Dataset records
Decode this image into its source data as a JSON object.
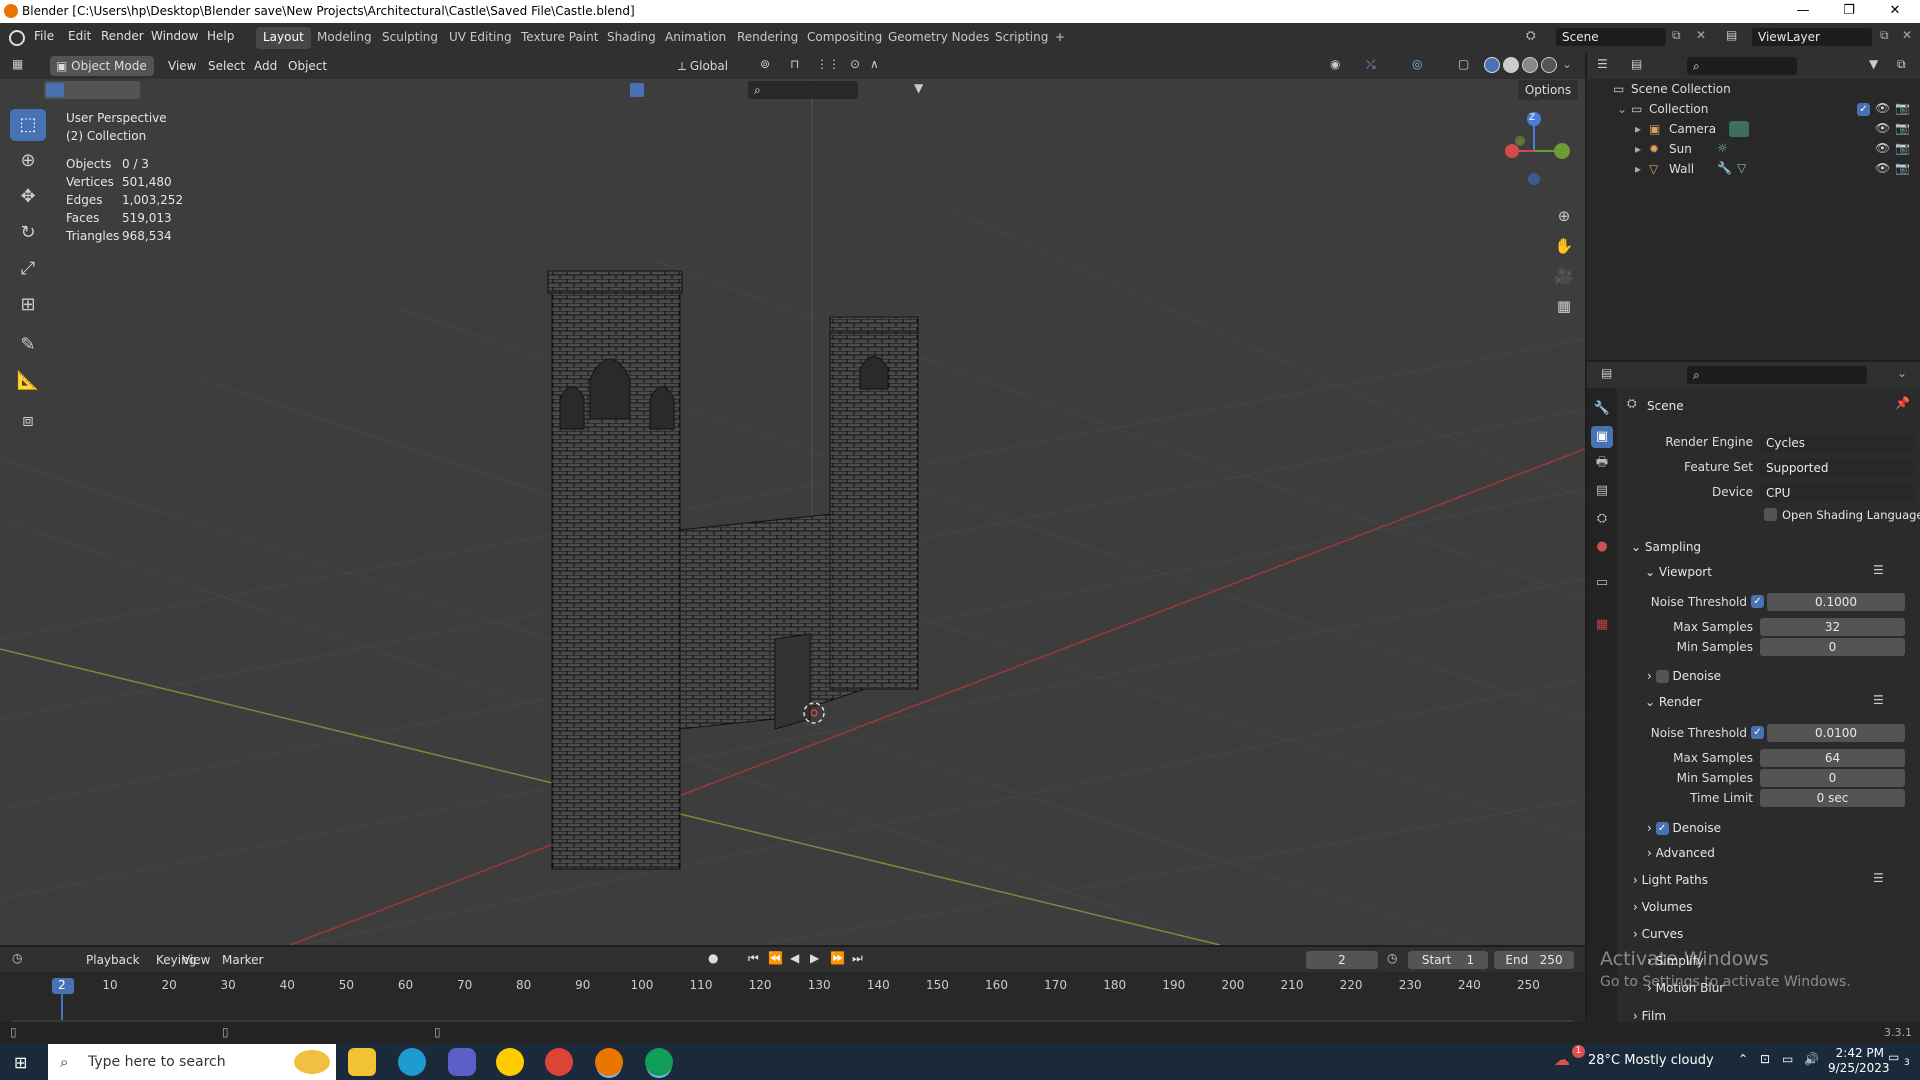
{
  "titlebar": {
    "title": "Blender [C:\\Users\\hp\\Desktop\\Blender save\\New Projects\\Architectural\\Castle\\Saved File\\Castle.blend]",
    "min": "—",
    "max": "❐",
    "close": "✕"
  },
  "menus": [
    "File",
    "Edit",
    "Render",
    "Window",
    "Help"
  ],
  "workspaces": [
    "Layout",
    "Modeling",
    "Sculpting",
    "UV Editing",
    "Texture Paint",
    "Shading",
    "Animation",
    "Rendering",
    "Compositing",
    "Geometry Nodes",
    "Scripting",
    "+"
  ],
  "scene_label": "Scene",
  "viewlayer_label": "ViewLayer",
  "header3d": {
    "mode": "Object Mode",
    "menus": [
      "View",
      "Select",
      "Add",
      "Object"
    ],
    "orientation": "Global",
    "options": "Options"
  },
  "viewport": {
    "perspective": "User Perspective",
    "collection": "(2) Collection",
    "stats": [
      {
        "label": "Objects",
        "value": "0 / 3"
      },
      {
        "label": "Vertices",
        "value": "501,480"
      },
      {
        "label": "Edges",
        "value": "1,003,252"
      },
      {
        "label": "Faces",
        "value": "519,013"
      },
      {
        "label": "Triangles",
        "value": "968,534"
      }
    ],
    "gizmo": {
      "z": "Z",
      "x": "X",
      "y": "Y"
    }
  },
  "outliner": {
    "root": "Scene Collection",
    "collection": "Collection",
    "items": [
      "Camera",
      "Sun",
      "Wall"
    ]
  },
  "properties": {
    "scene": "Scene",
    "render_engine_label": "Render Engine",
    "render_engine": "Cycles",
    "feature_set_label": "Feature Set",
    "feature_set": "Supported",
    "device_label": "Device",
    "device": "CPU",
    "osl_label": "Open Shading Language",
    "sampling": "Sampling",
    "viewport": "Viewport",
    "noise_threshold_label": "Noise Threshold",
    "vp_noise": "0.1000",
    "max_samples_label": "Max Samples",
    "vp_max": "32",
    "min_samples_label": "Min Samples",
    "vp_min": "0",
    "denoise_label": "Denoise",
    "render": "Render",
    "r_noise": "0.0100",
    "r_max": "64",
    "r_min": "0",
    "time_limit_label": "Time Limit",
    "time_limit": "0 sec",
    "advanced": "Advanced",
    "light_paths": "Light Paths",
    "volumes": "Volumes",
    "curves": "Curves",
    "simplify": "Simplify",
    "motion_blur": "Motion Blur",
    "film": "Film"
  },
  "activate": {
    "line1": "Activate Windows",
    "line2": "Go to Settings to activate Windows."
  },
  "timeline": {
    "menus": [
      "Playback",
      "Keying",
      "View",
      "Marker"
    ],
    "current_frame": "2",
    "start_label": "Start",
    "start": "1",
    "end_label": "End",
    "end": "250",
    "frames": [
      "2",
      "10",
      "20",
      "30",
      "40",
      "50",
      "60",
      "70",
      "80",
      "90",
      "100",
      "110",
      "120",
      "130",
      "140",
      "150",
      "160",
      "170",
      "180",
      "190",
      "200",
      "210",
      "220",
      "230",
      "240",
      "250"
    ]
  },
  "version": "3.3.1",
  "taskbar": {
    "search": "Type here to search",
    "temp": "28°C",
    "weather": "Mostly cloudy",
    "time": "2:42 PM",
    "date": "9/25/2023",
    "notif": "3",
    "weather_badge": "1"
  }
}
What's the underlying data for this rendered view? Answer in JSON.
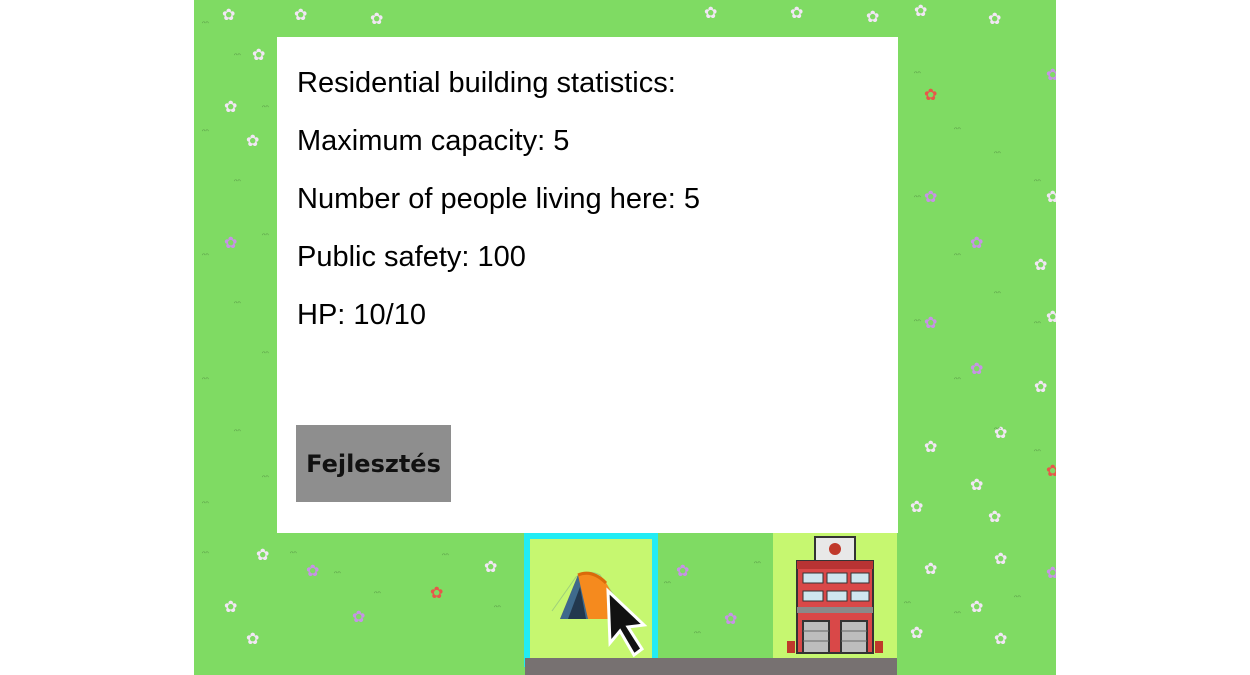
{
  "stats_panel": {
    "title": "Residential building statistics:",
    "max_capacity": "Maximum capacity: 5",
    "residents": "Number of people living here: 5",
    "public_safety": "Public safety: 100",
    "hp": "HP: 10/10",
    "upgrade_button": "Fejlesztés"
  },
  "tiles": [
    {
      "building": "tent",
      "icon": "tent-icon",
      "selected": true
    },
    {
      "building": "fire-station",
      "icon": "fire-station-icon",
      "selected": false
    }
  ],
  "colors": {
    "grass": "#7fdb63",
    "tile": "#c6f770",
    "selection": "#22ecf4",
    "road": "#777171",
    "button": "#8e8e8e"
  }
}
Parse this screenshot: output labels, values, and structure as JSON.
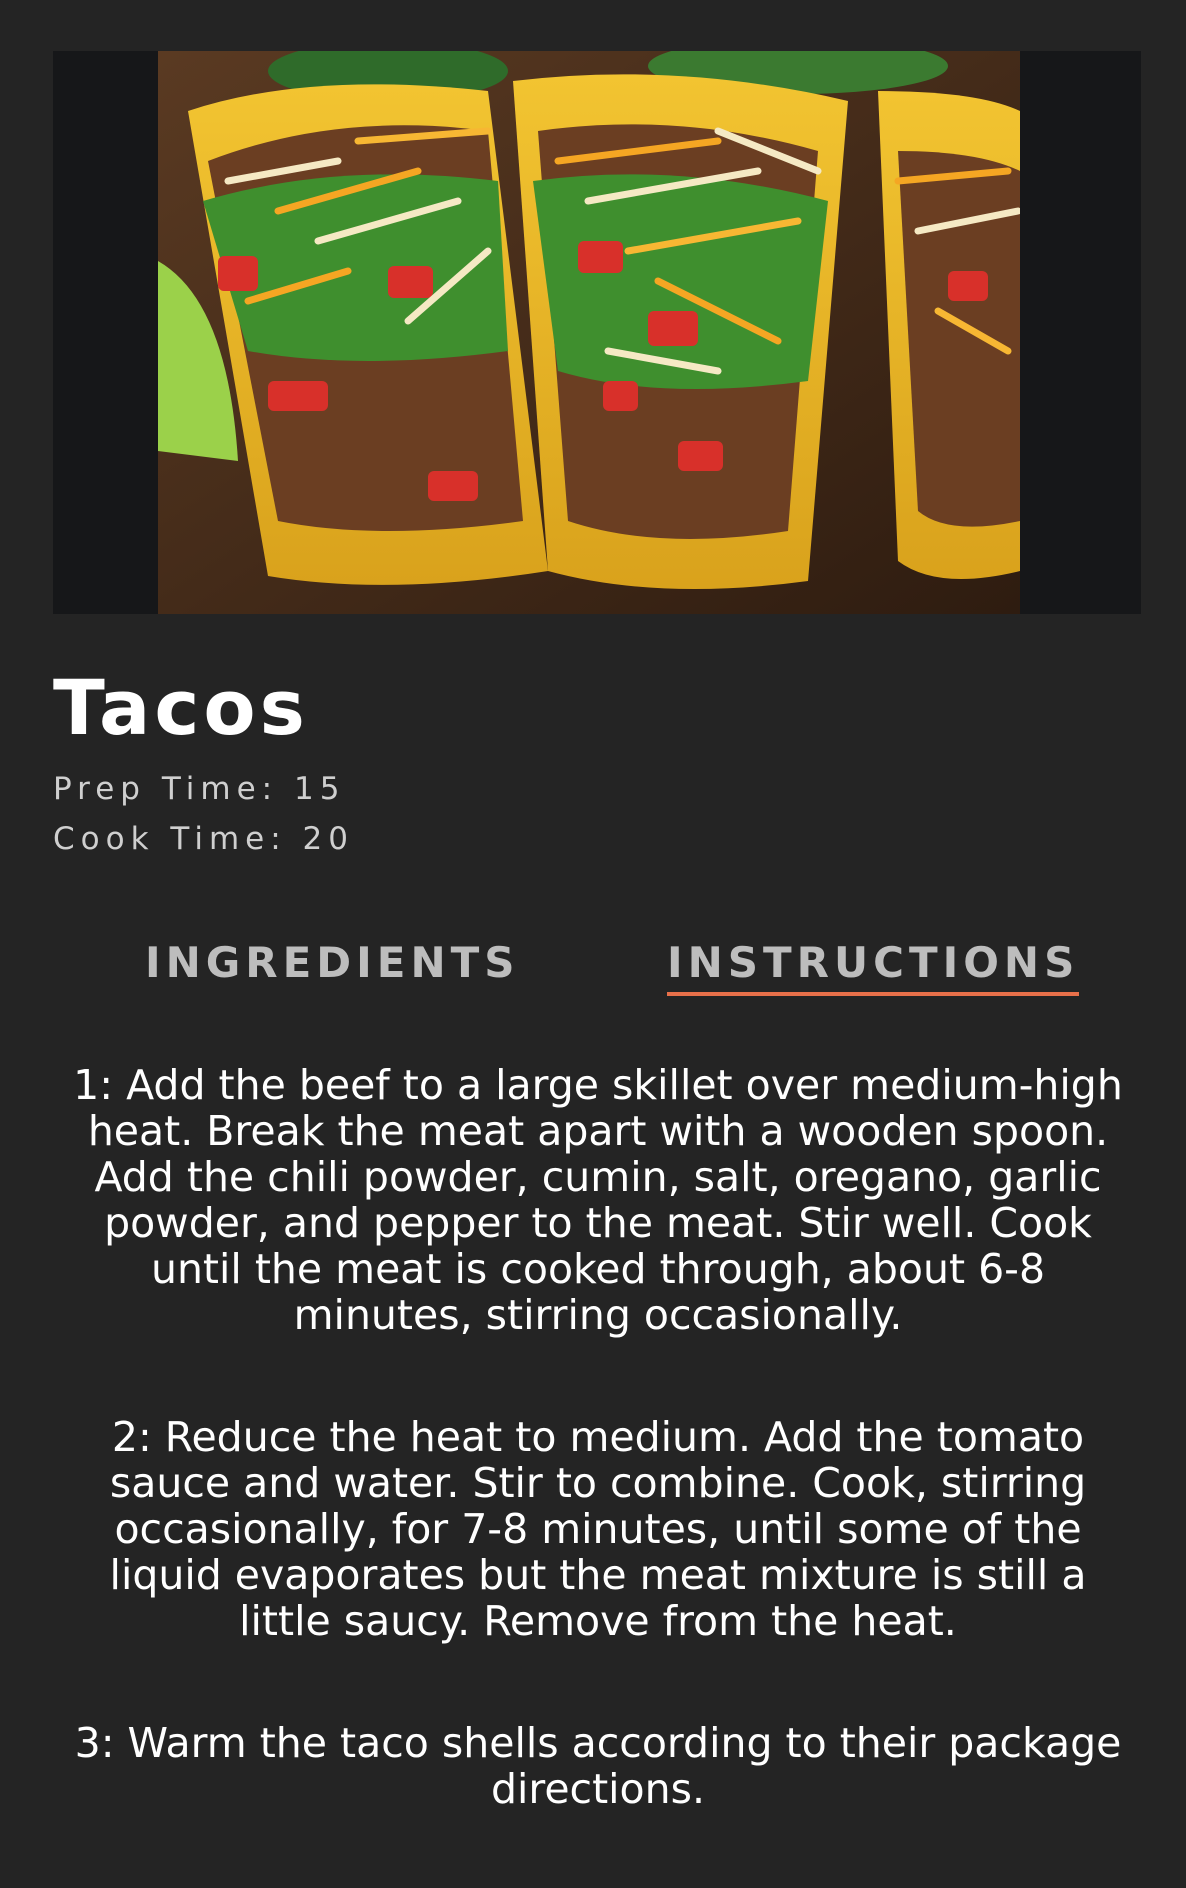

→ **Problem statement**
The records above are to be reproduced exactly; the pictures are to be left out.

→ **Worked answer**
Decode this image into its source data as a JSON object.
{
  "titlebar": {
    "title": "Blender [C:\\Users\\hp\\Desktop\\Blender save\\New Projects\\Architectural\\Castle\\Saved File\\Castle.blend]",
    "min": "—",
    "max": "❐",
    "close": "✕"
  },
  "menus": [
    "File",
    "Edit",
    "Render",
    "Window",
    "Help"
  ],
  "workspaces": [
    "Layout",
    "Modeling",
    "Sculpting",
    "UV Editing",
    "Texture Paint",
    "Shading",
    "Animation",
    "Rendering",
    "Compositing",
    "Geometry Nodes",
    "Scripting",
    "+"
  ],
  "scene_label": "Scene",
  "viewlayer_label": "ViewLayer",
  "header3d": {
    "mode": "Object Mode",
    "menus": [
      "View",
      "Select",
      "Add",
      "Object"
    ],
    "orientation": "Global",
    "options": "Options"
  },
  "viewport": {
    "perspective": "User Perspective",
    "collection": "(2) Collection",
    "stats": [
      {
        "label": "Objects",
        "value": "0 / 3"
      },
      {
        "label": "Vertices",
        "value": "501,480"
      },
      {
        "label": "Edges",
        "value": "1,003,252"
      },
      {
        "label": "Faces",
        "value": "519,013"
      },
      {
        "label": "Triangles",
        "value": "968,534"
      }
    ],
    "gizmo": {
      "z": "Z",
      "x": "X",
      "y": "Y"
    }
  },
  "outliner": {
    "root": "Scene Collection",
    "collection": "Collection",
    "items": [
      "Camera",
      "Sun",
      "Wall"
    ]
  },
  "properties": {
    "scene": "Scene",
    "render_engine_label": "Render Engine",
    "render_engine": "Cycles",
    "feature_set_label": "Feature Set",
    "feature_set": "Supported",
    "device_label": "Device",
    "device": "CPU",
    "osl_label": "Open Shading Language",
    "sampling": "Sampling",
    "viewport": "Viewport",
    "noise_threshold_label": "Noise Threshold",
    "vp_noise": "0.1000",
    "max_samples_label": "Max Samples",
    "vp_max": "32",
    "min_samples_label": "Min Samples",
    "vp_min": "0",
    "denoise_label": "Denoise",
    "render": "Render",
    "r_noise": "0.0100",
    "r_max": "64",
    "r_min": "0",
    "time_limit_label": "Time Limit",
    "time_limit": "0 sec",
    "advanced": "Advanced",
    "light_paths": "Light Paths",
    "volumes": "Volumes",
    "curves": "Curves",
    "simplify": "Simplify",
    "motion_blur": "Motion Blur",
    "film": "Film"
  },
  "activate": {
    "line1": "Activate Windows",
    "line2": "Go to Settings to activate Windows."
  },
  "timeline": {
    "menus": [
      "Playback",
      "Keying",
      "View",
      "Marker"
    ],
    "current_frame": "2",
    "start_label": "Start",
    "start": "1",
    "end_label": "End",
    "end": "250",
    "frames": [
      "2",
      "10",
      "20",
      "30",
      "40",
      "50",
      "60",
      "70",
      "80",
      "90",
      "100",
      "110",
      "120",
      "130",
      "140",
      "150",
      "160",
      "170",
      "180",
      "190",
      "200",
      "210",
      "220",
      "230",
      "240",
      "250"
    ]
  },
  "version": "3.3.1",
  "taskbar": {
    "search": "Type here to search",
    "temp": "28°C",
    "weather": "Mostly cloudy",
    "time": "2:42 PM",
    "date": "9/25/2023",
    "notif": "3",
    "weather_badge": "1"
  }
}
What's the underlying data for this rendered view? Answer in JSON.
{
  "stats_panel": {
    "title": "Residential building statistics:",
    "max_capacity": "Maximum capacity: 5",
    "residents": "Number of people living here: 5",
    "public_safety": "Public safety: 100",
    "hp": "HP: 10/10",
    "upgrade_button": "Fejlesztés"
  },
  "tiles": [
    {
      "building": "tent",
      "icon": "tent-icon",
      "selected": true
    },
    {
      "building": "fire-station",
      "icon": "fire-station-icon",
      "selected": false
    }
  ],
  "colors": {
    "grass": "#7fdb63",
    "tile": "#c6f770",
    "selection": "#22ecf4",
    "road": "#777171",
    "button": "#8e8e8e"
  }
}
Parse this screenshot: output labels, values, and structure as JSON.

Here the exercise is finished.